* **GIVEN PROBLEM**
Transcribe the records that follow in their entirety, omitting any pictures.
**** LISTING ****
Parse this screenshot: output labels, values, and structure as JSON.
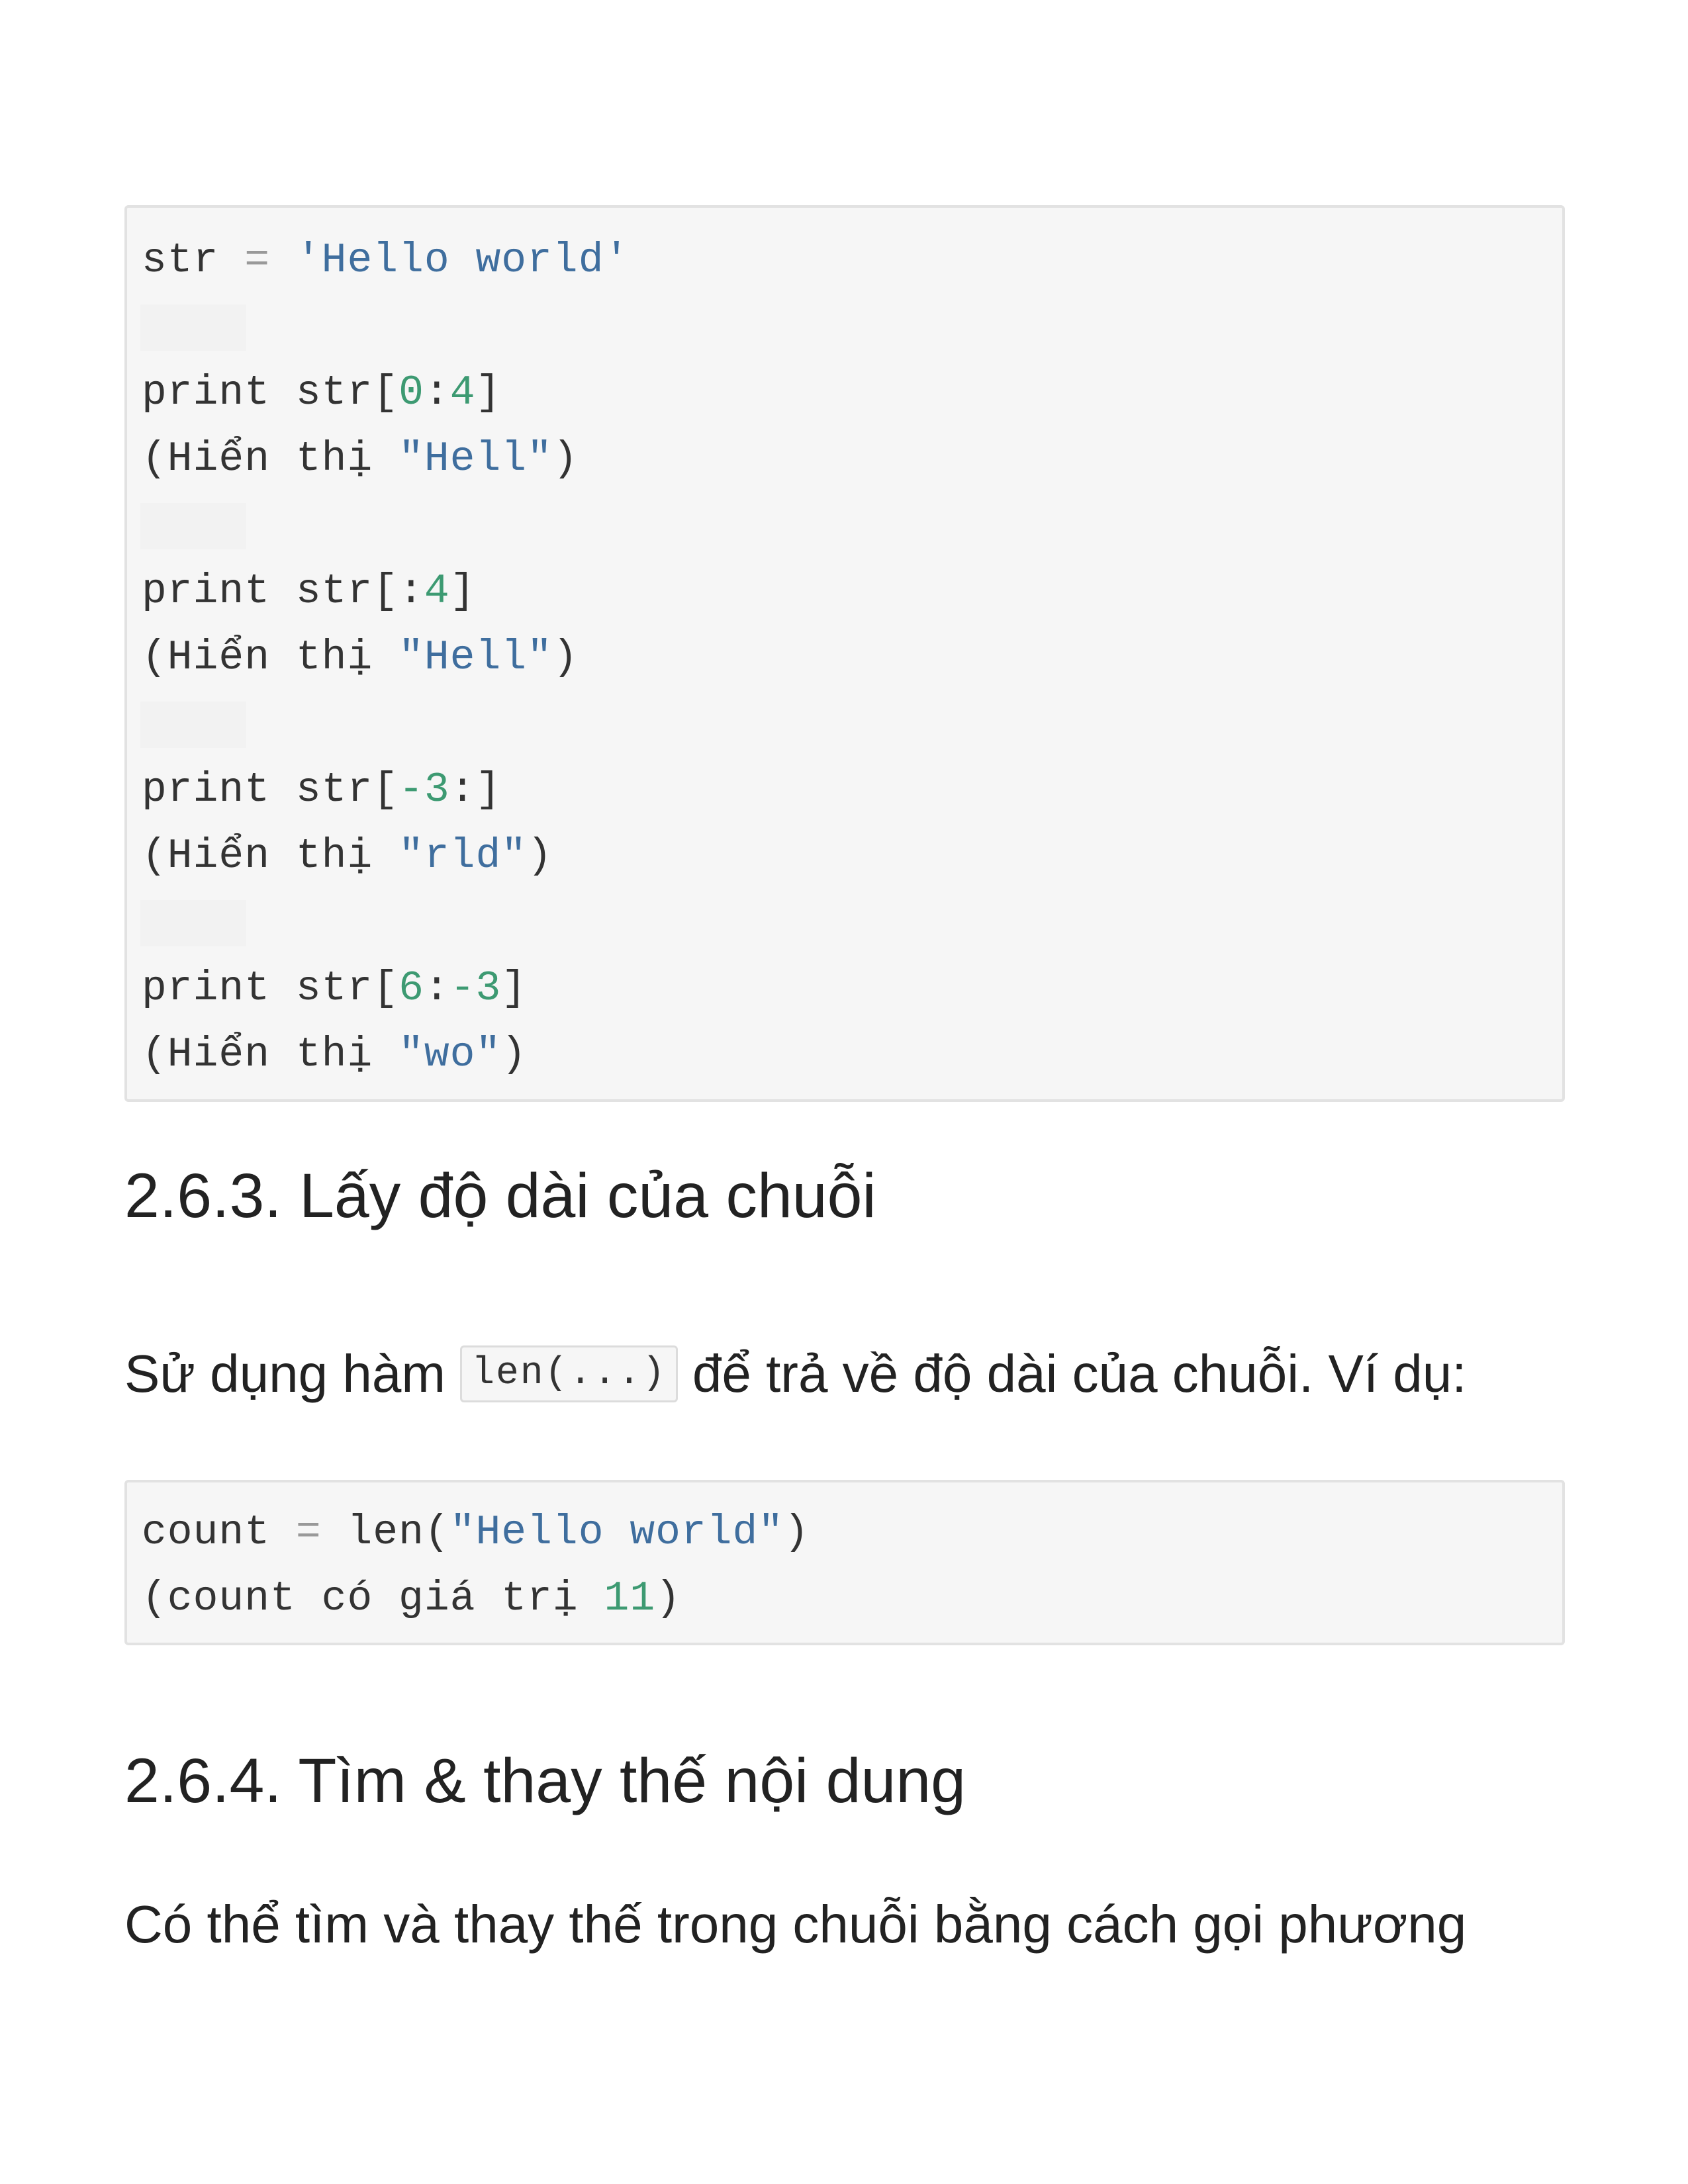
{
  "code_block_1": {
    "lines": [
      {
        "parts": [
          {
            "t": "str ",
            "c": ""
          },
          {
            "t": "=",
            "c": "op"
          },
          {
            "t": " ",
            "c": ""
          },
          {
            "t": "'Hello world'",
            "c": "str"
          }
        ]
      },
      {
        "parts": []
      },
      {
        "parts": [
          {
            "t": "print str[",
            "c": ""
          },
          {
            "t": "0",
            "c": "num"
          },
          {
            "t": ":",
            "c": ""
          },
          {
            "t": "4",
            "c": "num"
          },
          {
            "t": "]",
            "c": ""
          }
        ]
      },
      {
        "parts": [
          {
            "t": "(Hiển thị ",
            "c": ""
          },
          {
            "t": "\"Hell\"",
            "c": "str"
          },
          {
            "t": ")",
            "c": ""
          }
        ]
      },
      {
        "parts": []
      },
      {
        "parts": [
          {
            "t": "print str[:",
            "c": ""
          },
          {
            "t": "4",
            "c": "num"
          },
          {
            "t": "]",
            "c": ""
          }
        ]
      },
      {
        "parts": [
          {
            "t": "(Hiển thị ",
            "c": ""
          },
          {
            "t": "\"Hell\"",
            "c": "str"
          },
          {
            "t": ")",
            "c": ""
          }
        ]
      },
      {
        "parts": []
      },
      {
        "parts": [
          {
            "t": "print str[",
            "c": ""
          },
          {
            "t": "-3",
            "c": "num"
          },
          {
            "t": ":]",
            "c": ""
          }
        ]
      },
      {
        "parts": [
          {
            "t": "(Hiển thị ",
            "c": ""
          },
          {
            "t": "\"rld\"",
            "c": "str"
          },
          {
            "t": ")",
            "c": ""
          }
        ]
      },
      {
        "parts": []
      },
      {
        "parts": [
          {
            "t": "print str[",
            "c": ""
          },
          {
            "t": "6",
            "c": "num"
          },
          {
            "t": ":",
            "c": ""
          },
          {
            "t": "-3",
            "c": "num"
          },
          {
            "t": "]",
            "c": ""
          }
        ]
      },
      {
        "parts": [
          {
            "t": "(Hiển thị ",
            "c": ""
          },
          {
            "t": "\"wo\"",
            "c": "str"
          },
          {
            "t": ")",
            "c": ""
          }
        ]
      }
    ]
  },
  "section_263": {
    "heading": "2.6.3. Lấy độ dài của chuỗi",
    "text_before": "Sử dụng hàm ",
    "inline_code": "len(...)",
    "text_after": " để trả về độ dài của chuỗi. Ví dụ:"
  },
  "code_block_2": {
    "lines": [
      {
        "parts": [
          {
            "t": "count ",
            "c": ""
          },
          {
            "t": "=",
            "c": "op"
          },
          {
            "t": " len(",
            "c": ""
          },
          {
            "t": "\"Hello world\"",
            "c": "str"
          },
          {
            "t": ")",
            "c": ""
          }
        ]
      },
      {
        "parts": [
          {
            "t": "(count có giá trị ",
            "c": ""
          },
          {
            "t": "11",
            "c": "num"
          },
          {
            "t": ")",
            "c": ""
          }
        ]
      }
    ]
  },
  "section_264": {
    "heading": "2.6.4. Tìm & thay thế nội dung",
    "paragraph": "Có thể tìm và thay thế trong chuỗi bằng cách gọi phương"
  }
}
****
* **THE OUTPUT**
Parse this screenshot: output labels, values, and structure as JSON.
{
  "code_block_1": {
    "lines": [
      {
        "parts": [
          {
            "t": "str ",
            "c": ""
          },
          {
            "t": "=",
            "c": "op"
          },
          {
            "t": " ",
            "c": ""
          },
          {
            "t": "'Hello world'",
            "c": "str"
          }
        ]
      },
      {
        "parts": []
      },
      {
        "parts": [
          {
            "t": "print str[",
            "c": ""
          },
          {
            "t": "0",
            "c": "num"
          },
          {
            "t": ":",
            "c": ""
          },
          {
            "t": "4",
            "c": "num"
          },
          {
            "t": "]",
            "c": ""
          }
        ]
      },
      {
        "parts": [
          {
            "t": "(Hiển thị ",
            "c": ""
          },
          {
            "t": "\"Hell\"",
            "c": "str"
          },
          {
            "t": ")",
            "c": ""
          }
        ]
      },
      {
        "parts": []
      },
      {
        "parts": [
          {
            "t": "print str[:",
            "c": ""
          },
          {
            "t": "4",
            "c": "num"
          },
          {
            "t": "]",
            "c": ""
          }
        ]
      },
      {
        "parts": [
          {
            "t": "(Hiển thị ",
            "c": ""
          },
          {
            "t": "\"Hell\"",
            "c": "str"
          },
          {
            "t": ")",
            "c": ""
          }
        ]
      },
      {
        "parts": []
      },
      {
        "parts": [
          {
            "t": "print str[",
            "c": ""
          },
          {
            "t": "-3",
            "c": "num"
          },
          {
            "t": ":]",
            "c": ""
          }
        ]
      },
      {
        "parts": [
          {
            "t": "(Hiển thị ",
            "c": ""
          },
          {
            "t": "\"rld\"",
            "c": "str"
          },
          {
            "t": ")",
            "c": ""
          }
        ]
      },
      {
        "parts": []
      },
      {
        "parts": [
          {
            "t": "print str[",
            "c": ""
          },
          {
            "t": "6",
            "c": "num"
          },
          {
            "t": ":",
            "c": ""
          },
          {
            "t": "-3",
            "c": "num"
          },
          {
            "t": "]",
            "c": ""
          }
        ]
      },
      {
        "parts": [
          {
            "t": "(Hiển thị ",
            "c": ""
          },
          {
            "t": "\"wo\"",
            "c": "str"
          },
          {
            "t": ")",
            "c": ""
          }
        ]
      }
    ]
  },
  "section_263": {
    "heading": "2.6.3. Lấy độ dài của chuỗi",
    "text_before": "Sử dụng hàm ",
    "inline_code": "len(...)",
    "text_after": " để trả về độ dài của chuỗi. Ví dụ:"
  },
  "code_block_2": {
    "lines": [
      {
        "parts": [
          {
            "t": "count ",
            "c": ""
          },
          {
            "t": "=",
            "c": "op"
          },
          {
            "t": " len(",
            "c": ""
          },
          {
            "t": "\"Hello world\"",
            "c": "str"
          },
          {
            "t": ")",
            "c": ""
          }
        ]
      },
      {
        "parts": [
          {
            "t": "(count có giá trị ",
            "c": ""
          },
          {
            "t": "11",
            "c": "num"
          },
          {
            "t": ")",
            "c": ""
          }
        ]
      }
    ]
  },
  "section_264": {
    "heading": "2.6.4. Tìm & thay thế nội dung",
    "paragraph": "Có thể tìm và thay thế trong chuỗi bằng cách gọi phương"
  }
}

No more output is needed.